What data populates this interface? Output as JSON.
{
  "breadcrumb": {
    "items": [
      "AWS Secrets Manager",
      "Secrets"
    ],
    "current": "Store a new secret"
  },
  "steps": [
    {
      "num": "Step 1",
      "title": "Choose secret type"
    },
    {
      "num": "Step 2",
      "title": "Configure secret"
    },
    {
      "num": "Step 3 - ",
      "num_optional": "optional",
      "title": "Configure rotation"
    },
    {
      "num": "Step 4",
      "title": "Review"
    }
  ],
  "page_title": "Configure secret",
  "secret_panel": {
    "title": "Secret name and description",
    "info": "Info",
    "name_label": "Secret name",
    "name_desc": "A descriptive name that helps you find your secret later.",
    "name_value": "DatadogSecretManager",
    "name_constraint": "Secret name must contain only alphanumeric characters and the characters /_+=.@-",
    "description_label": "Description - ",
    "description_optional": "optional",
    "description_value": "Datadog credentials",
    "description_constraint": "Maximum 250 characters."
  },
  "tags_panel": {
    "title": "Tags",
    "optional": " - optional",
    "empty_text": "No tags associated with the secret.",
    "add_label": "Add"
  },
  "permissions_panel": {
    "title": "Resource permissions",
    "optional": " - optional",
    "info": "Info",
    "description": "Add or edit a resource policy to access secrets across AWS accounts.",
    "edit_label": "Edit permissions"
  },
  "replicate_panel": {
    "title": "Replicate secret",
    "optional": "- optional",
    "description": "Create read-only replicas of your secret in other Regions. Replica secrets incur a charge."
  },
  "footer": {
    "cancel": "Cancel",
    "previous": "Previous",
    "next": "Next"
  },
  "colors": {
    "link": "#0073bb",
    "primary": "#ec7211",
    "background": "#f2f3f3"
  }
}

━━━━

[What is required] Only the number is wanted: how many lines contain the string "optional"?

[Task response] 5